■ Textauszug:
■ ■ ■

Bild: Selten in Fotoarchiven: Pionierinnen des Radsports, hier die Schottin Eve…
Die ZuschauerInnen am Straßenrand waren offenbar etwas schizophren in ihrer
Haltung gegenüber dieser Frau. Mal, so wird es berichtet, verhöhnten sie
diese wegen ihrer kurzen Haare und ihrer Muskeln, beschimpften sie als
Wahnsinnige und Prostituierte. Mal waren sie so beeindruckt von der
einzigen Frau, die damals am Giro d’Italia teilnahm und einfach nicht
aufgeben wollte, dass sie die Radfahrerin, wenn sie erschöpft war, auf
Händen weitertrugen.
Trotz Regen und Schlamm, obwohl sie oft stürzte und die Zeit überschritt,
gelangte Alfonsina Strada am Ende über die Ziellinie, nach 3.600 Kilometern
und als eine von nur 30 der insgesamt 90 Teilnehmenden. Unter 89 Männern.
Sie war zu diesem Zeitpunkt 33 Jahre alt.
Dass die Italienerin Alfonsina Strada 1924 den Giro bewältigte, war
beileibe kein Zufall. Sie war damals eine überaus erfolgreiche
Radsportlerin, die 36 Rennen gegen Männer gewonnen hatte. Eine
Ausnahmeathletin und ein Star, epochentypisch einigermaßen sexistisch
gefeiert als „der Teufel im Rock“. Doch mit der wachsenden Macht der
Faschisten wurde es 1924 schwerer für Frauen wie Strada.

■ ■ ■

■ Bereitgestellte Daten:
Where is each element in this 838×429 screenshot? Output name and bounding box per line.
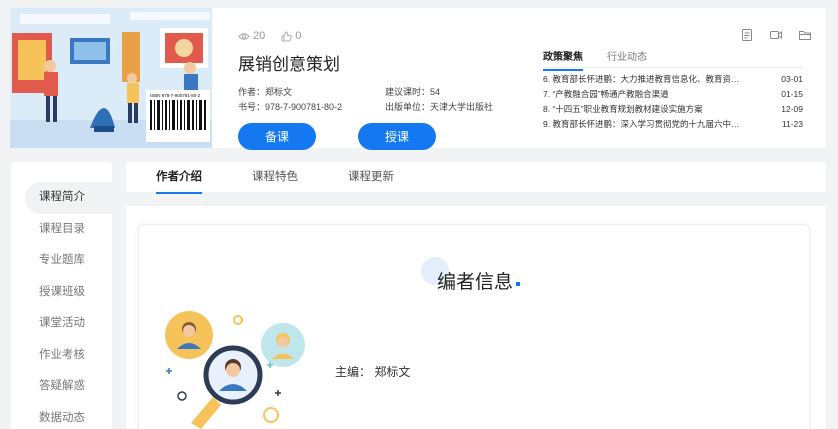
news-item-title: 9. 教育部长怀进鹏：深入学习贯彻党的十九届六中… — [543, 119, 740, 129]
tab-industry-news[interactable]: 行业动态 — [607, 48, 647, 63]
action-buttons: 备课 授课 — [238, 123, 538, 150]
sidebar-item-course-catalog[interactable]: 课程目录 — [11, 214, 112, 246]
teach-lesson-button[interactable]: 授课 — [358, 123, 436, 150]
section-title-text: 编者信息 — [437, 272, 514, 293]
notes-icon[interactable] — [740, 28, 754, 42]
likes-count: 0 — [295, 30, 302, 42]
video-icon[interactable] — [769, 28, 783, 42]
tab-author-intro[interactable]: 作者介绍 — [156, 162, 202, 194]
tab-course-features[interactable]: 课程特色 — [252, 162, 298, 192]
barcode-text: ISBN 978-7-900781-80-2 — [150, 93, 201, 98]
news-item-title: 7. “产教融合园”畅通产教融合渠道 — [543, 89, 669, 99]
news-item-title: 6. 教育部长怀进鹏：大力推进教育信息化、教育资… — [543, 74, 740, 84]
folder-icon[interactable] — [798, 28, 812, 42]
news-item-title: 8. “十四五”职业教育规划教材建设实施方案 — [543, 104, 703, 114]
news-panel: 政策聚焦 行业动态 6. 教育部长怀进鹏：大力推进教育信息化、教育资… 03-0… — [543, 48, 803, 132]
book-info-grid: 作者：郑标文 建议课时：54 书号：978-7-900781-80-2 出版单位… — [238, 86, 538, 114]
editor-name: 主编： 郑标文 — [335, 365, 411, 379]
news-tabs: 政策聚焦 行业动态 — [543, 48, 803, 71]
tab-policy-focus[interactable]: 政策聚焦 — [543, 48, 583, 71]
news-list: 6. 教育部长怀进鹏：大力推进教育信息化、教育资… 03-01 7. “产教融合… — [543, 72, 803, 132]
sidebar-item-qa[interactable]: 答疑解惑 — [11, 371, 112, 403]
book-hours: 建议课时：54 — [385, 87, 441, 97]
likes-stat[interactable]: 0 — [281, 30, 301, 42]
book-title: 展销创意策划 — [238, 55, 340, 74]
section-title: 编者信息 — [437, 267, 521, 294]
news-item[interactable]: 9. 教育部长怀进鹏：深入学习贯彻党的十九届六中… 11-23 — [543, 117, 803, 132]
main-content: 编者信息 主编： 郑标文 — [126, 206, 826, 429]
main-tabs: 作者介绍 课程特色 课程更新 — [126, 162, 826, 194]
book-cover-image: ISBN 978-7-900781-80-2 — [10, 8, 212, 148]
news-item[interactable]: 7. “产教融合园”畅通产教融合渠道 01-15 — [543, 87, 803, 102]
title-dot — [516, 282, 521, 286]
sidebar-item-course-intro[interactable]: 课程简介 — [25, 182, 112, 214]
eye-icon — [238, 32, 250, 40]
news-item-date: 01-15 — [781, 89, 803, 99]
news-item[interactable]: 8. “十四五”职业教育规划教材建设实施方案 12-09 — [543, 102, 803, 117]
book-publisher: 出版单位：天津大学出版社 — [385, 102, 494, 112]
news-item[interactable]: 6. 教育部长怀进鹏：大力推进教育信息化、教育资… 03-01 — [543, 72, 803, 87]
toolbar — [740, 28, 812, 42]
views-count: 20 — [253, 30, 266, 42]
sidebar: 课程简介 课程目录 专业题库 授课班级 课堂活动 作业考核 答疑解惑 数据动态 — [11, 162, 112, 429]
book-meta: 20 0 展销创意策划 作者：郑标文 建议课时：54 书号：978-7-9007… — [238, 28, 538, 150]
tab-course-updates[interactable]: 课程更新 — [348, 162, 394, 192]
editor-info-card: 编者信息 主编： 郑标文 — [138, 224, 810, 429]
news-item-date: 11-23 — [781, 119, 803, 129]
book-author: 作者：郑标文 — [238, 87, 293, 97]
editor-illustration — [165, 311, 305, 429]
sidebar-item-assignments[interactable]: 作业考核 — [11, 340, 112, 372]
sidebar-item-classes[interactable]: 授课班级 — [11, 277, 112, 309]
sidebar-item-class-activities[interactable]: 课堂活动 — [11, 308, 112, 340]
thumbs-up-icon — [281, 31, 292, 41]
prepare-lesson-button[interactable]: 备课 — [238, 123, 316, 150]
views-stat: 20 — [238, 30, 265, 42]
book-isbn: 书号：978-7-900781-80-2 — [238, 102, 343, 112]
sidebar-item-question-bank[interactable]: 专业题库 — [11, 245, 112, 277]
news-item-date: 03-01 — [781, 74, 803, 84]
course-header-card: ISBN 978-7-900781-80-2 20 0 展销创意策划 作者：郑标… — [10, 8, 826, 150]
news-item-date: 12-09 — [781, 104, 803, 114]
book-stats: 20 0 — [238, 28, 538, 44]
sidebar-item-data[interactable]: 数据动态 — [11, 403, 112, 429]
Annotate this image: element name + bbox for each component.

■ ■ ■

■ Aufgabenstellung:
[1] Nennen Sie alle Zahlen, die im Text über Alfonsina Strada in Ziffern geschrieben sind, jede nur einmal und in der Reihenfolge ihres ersten Auftretens.
[2] Schreiben Sie den Abschnitt des Textes über Alfonsina Strada von "Bild: Selten in" bis "33 Jahre alt." wortgetreu ab.
[3] Führen Sie den Text über Alfonsina Strada nach seinem letzten Satz weiter.

■ Antworten:
[1] 3.600, 30, 90, 89, 33, 1924, 36

[2]
Bild: Selten in Fotoarchiven: Pionierinnen des Radsports, hier die Schottin Eve…
Die ZuschauerInnen am Straßenrand waren offenbar etwas schizophren in ihrer
Haltung gegenüber dieser Frau. Mal, so wird es berichtet, verhöhnten sie
diese wegen ihrer kurzen Haare und ihrer Muskeln, beschimpften sie als
Wahnsinnige und Prostituierte. Mal waren sie so beeindruckt von der
einzigen Frau, die damals am Giro d’Italia teilnahm und einfach nicht
aufgeben wollte, dass sie die Radfahrerin, wenn sie erschöpft war, auf
Händen weitertrugen.
Trotz Regen und Schlamm, obwohl sie oft stürzte und die Zeit überschritt,
gelangte Alfonsina Strada am Ende über die Ziellinie, nach 3.600 Kilometern
und als eine von nur 30 der insgesamt 90 Teilnehmenden. Unter 89 Männern.
Sie war zu diesem Zeitpunkt 33 Jahre alt.

[3]
Beim Giro hätte sie ohnehin nicht teilnehmen dürfen, [1][sie schmuggelte
sich als Mann ein]. Man ließ die Sportlerin dann wohl aus kommerziellen
Gründen doch starten. Für die Vermarktung des Rennens war die Mischung aus
Verachtung und Verehrung gegenüber Alfonsina Strada überaus hilfreich. So
sehr, dass man sie regelwidrig trotz zwischenzeitlicher Zeitüberschreitung
weiterfahren ließ.
Schlechte Startbedingungen
Die Geschichte von Alfonsina Strada ist wenig gewöhnlich auch für
Sportlerinnen ihrer Zeit. Denn sie stammte aus armen, dörflichen
Verhältnissen. Mit acht oder zehn Geschwistern aufgewachsen (die genaue
Zahl ist unklar), und Eltern, die Analphabeten waren, hatte sie weitaus
schlechtere Startbedingungen als die zumeist adeligen oder großbürgerlichen
Frauen, die sich sonst aufs Rad schwangen.
Dass sie überhaupt in den Besitz eines Fahrrads kam, hatte die zehnjährige
Alfonsina einem Zufall zu verdanken. Ihr Vater, ein ungelernter
Hilfsarbeiter, brachte statt des üblichen Mehls oder Eiern diesmal ein
Fahrrad nach Hause, das er für seine Arbeit erhalten hatte. Das Rad
sicherte sich die Tochter. Es war für sie zunächst eine Fluchtmöglichkeit
aus der Armut, eine Chance, sich frei zu bewegen. Dann begann sie, in
Rennen zu siegen, gegen Mädchen und gegen Jungs.
Ihre erste Prämie, ein lebendes Schwein, soll zum familiären Eklat geführt
haben, weil die Eltern sie beschuldigten, das Tier gestohlen zu haben. Sie
drohten mit Zwangsheirat, sollte die Tochter die unweibliche Radlerei nicht
aufgeben. Die flüchtete daraufhin in eine Ehe mit dem Mechaniker Luigi
Strada. Und der neue Ehemann tat etwas, was auch eher unüblich war für
seine Zeit: Er schenkte der Frau ein neues Fahrrad und förderte ihr Talent.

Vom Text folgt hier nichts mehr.